Rewrite the Gangs of Lagos soundtrack article between "Soundtrack album by" and "of the movie.", inclusive, replacing "action-thriller" with "crime thriller".

▶ **PASSAGE SHOWN**:

-- BEGIN --

Soundtrack album by Tolu Obanro and Chike
- Released: 7 April 2023
- Recorded: 2023
- Length: 36:06 (standard edition)
- Label: Greoh Studios

= Gangs of Lagos (soundtrack) =

Gangs of Lagos (Original Soundtrack) is the soundtrack album composed by Tolu Obanro for the 2023 Nigerian action-thriller film Gangs of Lagos, directed by Jade Osiberu. It was released on 7 April 2023, the same date as the film's theatrical release in Nigeria. the soundtrack features a diverse range of musical styles that reflect the cultural and emotional depth of the movie.

== Background ==
Tolu Obanro was announced as the composer for Gangs of Lagos, marking another collaboration with director Jade Osiberu, following his work on the score for Brotherhood (2022). Obanro began his career working in the oil and gas industry but eventually transitioned to music, pursuing his passion full-time. Initially, he worked as a music producer for gospel artists such as Mike Abdul, Kenny Kore, and Monique. Over time, he expanded his expertise to include music production and film scoring.

-- END --

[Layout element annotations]
-- BEGIN --

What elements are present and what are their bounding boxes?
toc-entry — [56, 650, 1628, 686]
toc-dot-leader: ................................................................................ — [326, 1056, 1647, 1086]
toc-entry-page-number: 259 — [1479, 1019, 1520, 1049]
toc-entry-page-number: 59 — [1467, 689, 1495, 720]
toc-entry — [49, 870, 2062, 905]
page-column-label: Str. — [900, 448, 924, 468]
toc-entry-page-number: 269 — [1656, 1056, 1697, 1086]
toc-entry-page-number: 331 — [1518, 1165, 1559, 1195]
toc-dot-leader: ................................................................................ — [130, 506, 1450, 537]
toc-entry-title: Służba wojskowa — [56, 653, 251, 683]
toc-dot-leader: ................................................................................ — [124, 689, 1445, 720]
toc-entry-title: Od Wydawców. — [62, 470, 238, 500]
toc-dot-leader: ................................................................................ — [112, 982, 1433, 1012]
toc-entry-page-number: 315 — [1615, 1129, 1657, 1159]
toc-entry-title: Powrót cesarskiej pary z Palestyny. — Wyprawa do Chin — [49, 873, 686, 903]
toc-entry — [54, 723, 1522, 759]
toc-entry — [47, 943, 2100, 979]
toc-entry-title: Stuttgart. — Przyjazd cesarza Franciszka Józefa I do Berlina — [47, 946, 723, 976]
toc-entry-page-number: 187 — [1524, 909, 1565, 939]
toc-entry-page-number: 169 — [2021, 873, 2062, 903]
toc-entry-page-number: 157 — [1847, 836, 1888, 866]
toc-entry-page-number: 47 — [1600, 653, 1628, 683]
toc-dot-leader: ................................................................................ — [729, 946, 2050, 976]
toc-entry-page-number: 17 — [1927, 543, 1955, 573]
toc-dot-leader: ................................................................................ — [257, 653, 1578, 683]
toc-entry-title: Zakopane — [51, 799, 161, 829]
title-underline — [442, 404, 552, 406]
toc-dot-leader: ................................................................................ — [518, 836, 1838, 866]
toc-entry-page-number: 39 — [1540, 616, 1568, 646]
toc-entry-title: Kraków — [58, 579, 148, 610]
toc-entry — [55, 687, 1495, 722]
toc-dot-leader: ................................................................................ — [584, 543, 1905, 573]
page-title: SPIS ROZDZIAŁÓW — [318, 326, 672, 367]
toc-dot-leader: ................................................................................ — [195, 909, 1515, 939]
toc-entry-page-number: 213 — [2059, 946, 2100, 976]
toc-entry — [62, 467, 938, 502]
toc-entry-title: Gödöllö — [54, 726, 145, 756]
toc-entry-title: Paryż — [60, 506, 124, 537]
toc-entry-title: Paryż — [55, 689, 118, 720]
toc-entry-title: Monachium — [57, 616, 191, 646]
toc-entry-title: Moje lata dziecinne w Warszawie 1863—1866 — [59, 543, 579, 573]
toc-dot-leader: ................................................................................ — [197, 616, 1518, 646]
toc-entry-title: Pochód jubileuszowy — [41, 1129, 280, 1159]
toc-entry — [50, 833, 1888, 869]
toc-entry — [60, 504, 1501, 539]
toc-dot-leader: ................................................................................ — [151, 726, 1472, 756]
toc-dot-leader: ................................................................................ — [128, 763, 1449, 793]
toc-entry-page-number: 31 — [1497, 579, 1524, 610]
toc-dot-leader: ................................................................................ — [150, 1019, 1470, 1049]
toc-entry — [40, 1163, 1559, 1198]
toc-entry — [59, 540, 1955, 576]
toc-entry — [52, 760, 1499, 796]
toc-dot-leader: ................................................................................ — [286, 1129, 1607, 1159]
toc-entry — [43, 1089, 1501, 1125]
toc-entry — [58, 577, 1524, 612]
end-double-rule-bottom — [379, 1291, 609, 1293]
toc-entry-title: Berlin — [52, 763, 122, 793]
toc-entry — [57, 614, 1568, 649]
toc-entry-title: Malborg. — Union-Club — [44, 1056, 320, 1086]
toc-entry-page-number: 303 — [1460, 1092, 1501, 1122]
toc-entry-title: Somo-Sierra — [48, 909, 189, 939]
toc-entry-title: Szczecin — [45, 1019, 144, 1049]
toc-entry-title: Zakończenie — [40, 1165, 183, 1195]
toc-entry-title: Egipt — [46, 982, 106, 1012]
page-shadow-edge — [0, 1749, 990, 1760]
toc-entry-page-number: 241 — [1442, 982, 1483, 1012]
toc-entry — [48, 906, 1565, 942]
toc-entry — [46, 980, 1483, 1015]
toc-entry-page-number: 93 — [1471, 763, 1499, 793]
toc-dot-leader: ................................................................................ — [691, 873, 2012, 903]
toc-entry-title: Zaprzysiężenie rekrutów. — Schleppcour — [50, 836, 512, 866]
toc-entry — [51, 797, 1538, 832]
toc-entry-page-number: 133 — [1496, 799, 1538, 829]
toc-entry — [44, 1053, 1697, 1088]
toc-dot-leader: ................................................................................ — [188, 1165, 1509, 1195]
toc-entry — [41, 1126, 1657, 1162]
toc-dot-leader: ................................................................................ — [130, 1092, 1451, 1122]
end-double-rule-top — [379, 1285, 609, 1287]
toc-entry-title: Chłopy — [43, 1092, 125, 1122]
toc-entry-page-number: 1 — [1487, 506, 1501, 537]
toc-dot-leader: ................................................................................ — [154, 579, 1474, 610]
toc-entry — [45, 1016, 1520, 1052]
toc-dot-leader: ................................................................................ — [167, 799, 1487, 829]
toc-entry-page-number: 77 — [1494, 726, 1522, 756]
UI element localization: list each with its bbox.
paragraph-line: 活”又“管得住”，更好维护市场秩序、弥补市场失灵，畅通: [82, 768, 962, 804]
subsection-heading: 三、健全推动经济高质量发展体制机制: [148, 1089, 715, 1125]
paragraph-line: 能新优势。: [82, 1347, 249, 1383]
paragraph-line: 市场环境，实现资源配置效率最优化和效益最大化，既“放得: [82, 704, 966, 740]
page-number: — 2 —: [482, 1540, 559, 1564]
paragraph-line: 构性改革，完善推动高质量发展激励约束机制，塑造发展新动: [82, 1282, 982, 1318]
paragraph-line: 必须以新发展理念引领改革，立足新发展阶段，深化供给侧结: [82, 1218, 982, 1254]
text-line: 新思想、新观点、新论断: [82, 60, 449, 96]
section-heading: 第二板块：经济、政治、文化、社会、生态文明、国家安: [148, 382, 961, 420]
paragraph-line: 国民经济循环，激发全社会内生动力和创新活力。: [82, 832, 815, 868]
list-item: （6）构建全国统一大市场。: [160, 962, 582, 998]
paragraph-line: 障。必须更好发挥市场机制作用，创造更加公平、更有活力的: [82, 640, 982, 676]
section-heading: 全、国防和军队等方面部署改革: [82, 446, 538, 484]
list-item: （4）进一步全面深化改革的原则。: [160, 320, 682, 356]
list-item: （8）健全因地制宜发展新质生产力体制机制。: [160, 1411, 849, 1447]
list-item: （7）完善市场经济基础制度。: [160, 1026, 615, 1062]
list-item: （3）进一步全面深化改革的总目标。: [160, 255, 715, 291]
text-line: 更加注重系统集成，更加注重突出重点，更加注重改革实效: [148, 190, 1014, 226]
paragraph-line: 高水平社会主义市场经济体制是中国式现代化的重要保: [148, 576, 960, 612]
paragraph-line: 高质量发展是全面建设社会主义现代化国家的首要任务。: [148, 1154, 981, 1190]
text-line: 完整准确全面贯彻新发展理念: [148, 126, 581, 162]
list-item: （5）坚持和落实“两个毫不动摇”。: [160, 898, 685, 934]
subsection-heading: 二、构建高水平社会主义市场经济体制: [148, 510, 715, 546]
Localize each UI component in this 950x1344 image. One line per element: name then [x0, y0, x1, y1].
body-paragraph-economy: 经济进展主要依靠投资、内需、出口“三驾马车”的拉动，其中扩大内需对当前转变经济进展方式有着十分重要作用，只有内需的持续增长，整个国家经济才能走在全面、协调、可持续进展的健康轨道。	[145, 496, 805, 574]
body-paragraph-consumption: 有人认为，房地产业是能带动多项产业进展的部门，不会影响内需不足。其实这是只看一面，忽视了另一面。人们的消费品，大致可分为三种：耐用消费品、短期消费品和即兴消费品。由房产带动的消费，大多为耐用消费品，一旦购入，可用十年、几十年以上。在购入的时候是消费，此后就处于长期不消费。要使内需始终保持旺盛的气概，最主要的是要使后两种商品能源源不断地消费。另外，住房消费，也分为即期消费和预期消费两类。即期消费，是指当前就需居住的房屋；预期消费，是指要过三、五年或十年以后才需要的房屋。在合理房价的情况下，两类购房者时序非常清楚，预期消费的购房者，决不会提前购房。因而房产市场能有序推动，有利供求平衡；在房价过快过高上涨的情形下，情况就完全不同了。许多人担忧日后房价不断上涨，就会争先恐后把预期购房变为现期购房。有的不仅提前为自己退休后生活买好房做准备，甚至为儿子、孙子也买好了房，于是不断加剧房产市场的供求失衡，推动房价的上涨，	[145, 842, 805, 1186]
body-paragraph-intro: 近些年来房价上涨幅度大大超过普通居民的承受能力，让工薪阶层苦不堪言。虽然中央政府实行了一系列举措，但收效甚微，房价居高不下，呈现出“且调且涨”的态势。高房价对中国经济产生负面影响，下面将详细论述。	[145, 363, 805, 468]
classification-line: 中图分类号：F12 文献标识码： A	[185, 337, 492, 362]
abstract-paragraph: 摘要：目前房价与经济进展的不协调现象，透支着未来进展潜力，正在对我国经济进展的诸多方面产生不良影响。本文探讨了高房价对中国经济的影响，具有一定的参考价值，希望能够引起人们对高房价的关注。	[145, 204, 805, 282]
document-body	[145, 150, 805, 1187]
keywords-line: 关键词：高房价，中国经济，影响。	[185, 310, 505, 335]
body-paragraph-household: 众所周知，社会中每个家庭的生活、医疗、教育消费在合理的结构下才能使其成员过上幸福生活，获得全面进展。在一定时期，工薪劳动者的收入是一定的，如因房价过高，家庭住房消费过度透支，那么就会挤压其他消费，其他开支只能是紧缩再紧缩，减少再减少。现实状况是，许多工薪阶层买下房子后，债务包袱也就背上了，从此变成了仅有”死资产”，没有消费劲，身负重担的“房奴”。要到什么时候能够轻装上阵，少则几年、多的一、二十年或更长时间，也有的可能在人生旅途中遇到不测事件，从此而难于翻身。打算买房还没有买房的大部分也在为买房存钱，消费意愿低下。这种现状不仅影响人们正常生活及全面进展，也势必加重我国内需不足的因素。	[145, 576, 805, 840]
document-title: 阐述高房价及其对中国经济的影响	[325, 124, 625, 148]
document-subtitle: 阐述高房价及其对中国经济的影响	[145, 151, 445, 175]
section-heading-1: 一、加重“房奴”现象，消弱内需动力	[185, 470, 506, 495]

-- END --

▶ **TASK SOLUTION**:
Soundtrack album by Tolu Obanro and Chike
- Released: 7 April 2023
- Recorded: 2023
- Length: 36:06 (standard edition)
- Label: Greoh Studios

= Gangs of Lagos (soundtrack) =

Gangs of Lagos (Original Soundtrack) is the soundtrack album composed by Tolu Obanro for the 2023 Nigerian crime thriller film Gangs of Lagos, directed by Jade Osiberu. It was released on 7 April 2023, the same date as the film's theatrical release in Nigeria. the soundtrack features a diverse range of musical styles that reflect the cultural and emotional depth of the movie.